### AIM
Count how many lines of the data include "insert". The answer is that number and nothing else.

### Records from a collection
++++++++++

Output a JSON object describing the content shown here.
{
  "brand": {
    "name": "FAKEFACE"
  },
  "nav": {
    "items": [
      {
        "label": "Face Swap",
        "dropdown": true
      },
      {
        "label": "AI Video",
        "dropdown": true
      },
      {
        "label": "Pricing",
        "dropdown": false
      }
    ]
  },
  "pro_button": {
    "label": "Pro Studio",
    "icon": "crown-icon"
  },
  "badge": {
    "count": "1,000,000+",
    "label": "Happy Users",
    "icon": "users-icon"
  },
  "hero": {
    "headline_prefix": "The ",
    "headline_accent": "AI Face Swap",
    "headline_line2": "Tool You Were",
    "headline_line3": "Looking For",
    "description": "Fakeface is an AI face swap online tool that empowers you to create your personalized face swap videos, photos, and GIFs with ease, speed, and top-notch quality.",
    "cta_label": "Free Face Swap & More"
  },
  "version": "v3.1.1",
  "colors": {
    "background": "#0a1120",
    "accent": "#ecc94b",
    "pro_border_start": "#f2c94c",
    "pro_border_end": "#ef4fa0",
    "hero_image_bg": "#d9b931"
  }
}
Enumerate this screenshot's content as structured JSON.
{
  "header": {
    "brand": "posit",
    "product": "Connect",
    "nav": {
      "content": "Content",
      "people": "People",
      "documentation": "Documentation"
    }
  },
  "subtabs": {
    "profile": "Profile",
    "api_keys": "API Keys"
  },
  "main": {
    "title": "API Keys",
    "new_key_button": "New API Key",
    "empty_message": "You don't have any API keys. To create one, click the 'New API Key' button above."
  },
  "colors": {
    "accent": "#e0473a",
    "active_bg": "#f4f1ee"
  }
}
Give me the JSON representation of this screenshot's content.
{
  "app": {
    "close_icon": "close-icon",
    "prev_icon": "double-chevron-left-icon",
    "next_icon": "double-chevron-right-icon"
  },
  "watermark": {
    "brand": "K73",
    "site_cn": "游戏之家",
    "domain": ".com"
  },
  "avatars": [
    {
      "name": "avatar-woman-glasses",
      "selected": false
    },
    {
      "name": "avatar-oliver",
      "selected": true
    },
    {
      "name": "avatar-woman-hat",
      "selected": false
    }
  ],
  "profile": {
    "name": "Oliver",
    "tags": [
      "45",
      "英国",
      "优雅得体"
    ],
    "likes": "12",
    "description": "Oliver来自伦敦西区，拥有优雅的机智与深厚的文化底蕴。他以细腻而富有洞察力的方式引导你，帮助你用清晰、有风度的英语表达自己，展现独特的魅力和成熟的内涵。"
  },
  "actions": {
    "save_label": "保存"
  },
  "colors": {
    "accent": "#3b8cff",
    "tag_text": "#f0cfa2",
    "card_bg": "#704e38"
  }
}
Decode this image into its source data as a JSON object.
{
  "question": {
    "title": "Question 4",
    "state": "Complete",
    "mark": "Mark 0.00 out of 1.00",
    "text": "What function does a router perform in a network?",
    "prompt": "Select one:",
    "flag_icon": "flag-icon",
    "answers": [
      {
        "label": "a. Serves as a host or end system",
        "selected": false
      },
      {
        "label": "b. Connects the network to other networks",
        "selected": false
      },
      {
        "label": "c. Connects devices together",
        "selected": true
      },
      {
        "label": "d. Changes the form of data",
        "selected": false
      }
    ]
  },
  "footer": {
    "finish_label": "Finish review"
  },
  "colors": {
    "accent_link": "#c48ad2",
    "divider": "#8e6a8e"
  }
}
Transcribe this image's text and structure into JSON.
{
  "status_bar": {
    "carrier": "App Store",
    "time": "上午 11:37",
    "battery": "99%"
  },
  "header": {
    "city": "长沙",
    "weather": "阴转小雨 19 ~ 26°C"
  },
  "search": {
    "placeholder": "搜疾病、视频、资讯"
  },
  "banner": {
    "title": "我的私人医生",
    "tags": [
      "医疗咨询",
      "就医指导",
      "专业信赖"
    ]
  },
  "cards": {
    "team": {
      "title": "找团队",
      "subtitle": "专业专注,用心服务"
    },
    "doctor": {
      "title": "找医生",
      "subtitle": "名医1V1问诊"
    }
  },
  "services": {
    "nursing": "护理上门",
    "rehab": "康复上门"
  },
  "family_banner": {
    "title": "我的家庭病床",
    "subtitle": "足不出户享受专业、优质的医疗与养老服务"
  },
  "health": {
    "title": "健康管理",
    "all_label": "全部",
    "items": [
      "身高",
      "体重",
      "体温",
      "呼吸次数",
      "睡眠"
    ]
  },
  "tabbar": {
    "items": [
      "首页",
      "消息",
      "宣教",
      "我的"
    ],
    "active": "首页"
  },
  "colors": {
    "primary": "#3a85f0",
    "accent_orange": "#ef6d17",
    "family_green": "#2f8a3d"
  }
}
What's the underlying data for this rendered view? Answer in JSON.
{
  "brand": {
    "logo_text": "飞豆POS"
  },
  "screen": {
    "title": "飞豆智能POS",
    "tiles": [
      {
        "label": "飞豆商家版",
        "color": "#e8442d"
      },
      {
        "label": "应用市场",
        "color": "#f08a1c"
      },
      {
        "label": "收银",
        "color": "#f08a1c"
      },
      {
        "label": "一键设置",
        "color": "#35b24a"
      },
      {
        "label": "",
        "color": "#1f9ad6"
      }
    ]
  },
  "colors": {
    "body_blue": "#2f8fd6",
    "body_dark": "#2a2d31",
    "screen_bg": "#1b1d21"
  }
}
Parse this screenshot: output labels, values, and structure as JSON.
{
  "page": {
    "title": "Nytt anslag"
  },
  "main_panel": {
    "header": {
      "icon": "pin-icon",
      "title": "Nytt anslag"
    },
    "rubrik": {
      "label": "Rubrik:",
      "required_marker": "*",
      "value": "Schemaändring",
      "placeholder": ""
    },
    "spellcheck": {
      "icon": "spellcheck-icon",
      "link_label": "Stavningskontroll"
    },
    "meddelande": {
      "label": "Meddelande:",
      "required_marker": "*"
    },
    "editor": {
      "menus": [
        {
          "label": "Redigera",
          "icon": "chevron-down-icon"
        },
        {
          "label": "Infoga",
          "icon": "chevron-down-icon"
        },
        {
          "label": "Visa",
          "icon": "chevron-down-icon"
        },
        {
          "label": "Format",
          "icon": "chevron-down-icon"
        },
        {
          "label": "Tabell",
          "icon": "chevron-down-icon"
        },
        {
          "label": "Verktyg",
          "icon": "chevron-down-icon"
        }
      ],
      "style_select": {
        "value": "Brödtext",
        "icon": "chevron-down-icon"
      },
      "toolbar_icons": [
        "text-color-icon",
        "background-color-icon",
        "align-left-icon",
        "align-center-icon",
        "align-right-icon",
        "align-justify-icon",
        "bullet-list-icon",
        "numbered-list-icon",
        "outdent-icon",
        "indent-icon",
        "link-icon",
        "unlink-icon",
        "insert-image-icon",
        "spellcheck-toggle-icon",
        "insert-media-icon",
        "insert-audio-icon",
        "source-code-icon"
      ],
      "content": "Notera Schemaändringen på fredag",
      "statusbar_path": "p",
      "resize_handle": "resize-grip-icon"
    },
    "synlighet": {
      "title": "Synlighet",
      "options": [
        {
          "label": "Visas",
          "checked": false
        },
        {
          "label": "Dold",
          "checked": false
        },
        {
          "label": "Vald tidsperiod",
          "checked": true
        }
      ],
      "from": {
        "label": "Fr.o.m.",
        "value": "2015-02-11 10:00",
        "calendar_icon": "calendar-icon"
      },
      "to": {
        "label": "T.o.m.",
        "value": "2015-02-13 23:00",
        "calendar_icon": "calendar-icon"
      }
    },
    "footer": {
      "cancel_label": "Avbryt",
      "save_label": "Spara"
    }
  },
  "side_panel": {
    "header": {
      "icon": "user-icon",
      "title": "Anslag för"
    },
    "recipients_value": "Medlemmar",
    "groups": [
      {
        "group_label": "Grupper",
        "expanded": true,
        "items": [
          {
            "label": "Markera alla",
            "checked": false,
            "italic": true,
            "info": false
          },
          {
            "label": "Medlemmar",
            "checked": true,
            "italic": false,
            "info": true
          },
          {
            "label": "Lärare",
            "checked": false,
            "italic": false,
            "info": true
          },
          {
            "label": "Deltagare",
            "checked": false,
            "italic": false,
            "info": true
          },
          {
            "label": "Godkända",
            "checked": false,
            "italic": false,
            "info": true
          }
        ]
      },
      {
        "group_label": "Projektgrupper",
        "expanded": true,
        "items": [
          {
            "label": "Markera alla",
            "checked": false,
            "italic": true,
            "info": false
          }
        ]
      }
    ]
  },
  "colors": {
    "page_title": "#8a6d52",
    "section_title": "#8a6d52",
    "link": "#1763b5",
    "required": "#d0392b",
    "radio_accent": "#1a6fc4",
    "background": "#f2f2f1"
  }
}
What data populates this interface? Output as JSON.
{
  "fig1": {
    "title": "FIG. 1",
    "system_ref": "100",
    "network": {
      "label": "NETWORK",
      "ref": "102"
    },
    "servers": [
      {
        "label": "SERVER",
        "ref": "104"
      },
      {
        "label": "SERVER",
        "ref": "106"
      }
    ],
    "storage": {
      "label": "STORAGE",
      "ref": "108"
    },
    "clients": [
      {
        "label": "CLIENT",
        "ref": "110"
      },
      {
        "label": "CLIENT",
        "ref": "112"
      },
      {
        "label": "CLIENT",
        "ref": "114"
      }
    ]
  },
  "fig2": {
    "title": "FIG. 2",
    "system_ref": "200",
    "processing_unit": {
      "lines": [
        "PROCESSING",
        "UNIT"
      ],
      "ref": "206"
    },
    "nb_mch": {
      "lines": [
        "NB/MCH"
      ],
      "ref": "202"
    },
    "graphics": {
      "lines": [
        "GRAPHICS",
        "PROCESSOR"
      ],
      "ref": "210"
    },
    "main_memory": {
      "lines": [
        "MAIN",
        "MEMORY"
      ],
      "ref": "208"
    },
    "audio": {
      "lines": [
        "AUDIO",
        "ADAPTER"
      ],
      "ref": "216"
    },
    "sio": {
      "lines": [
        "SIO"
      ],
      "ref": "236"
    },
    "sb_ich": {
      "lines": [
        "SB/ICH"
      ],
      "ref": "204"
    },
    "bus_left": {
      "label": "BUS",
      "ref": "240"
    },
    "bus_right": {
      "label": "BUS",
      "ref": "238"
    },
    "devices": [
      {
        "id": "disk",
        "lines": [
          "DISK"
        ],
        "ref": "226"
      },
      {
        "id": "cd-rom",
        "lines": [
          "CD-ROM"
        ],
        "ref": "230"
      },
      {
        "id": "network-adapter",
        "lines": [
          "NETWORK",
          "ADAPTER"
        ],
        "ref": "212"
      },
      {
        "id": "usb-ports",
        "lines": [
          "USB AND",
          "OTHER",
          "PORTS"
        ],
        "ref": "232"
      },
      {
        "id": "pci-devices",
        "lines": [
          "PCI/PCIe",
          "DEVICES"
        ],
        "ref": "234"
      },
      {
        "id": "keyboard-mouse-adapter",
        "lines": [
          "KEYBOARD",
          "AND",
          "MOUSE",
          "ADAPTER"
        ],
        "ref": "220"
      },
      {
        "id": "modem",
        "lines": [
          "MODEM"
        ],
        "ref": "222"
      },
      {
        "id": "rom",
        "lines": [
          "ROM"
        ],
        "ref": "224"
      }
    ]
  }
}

++++++++++

### OUTPUT OF THE EXERCISE
3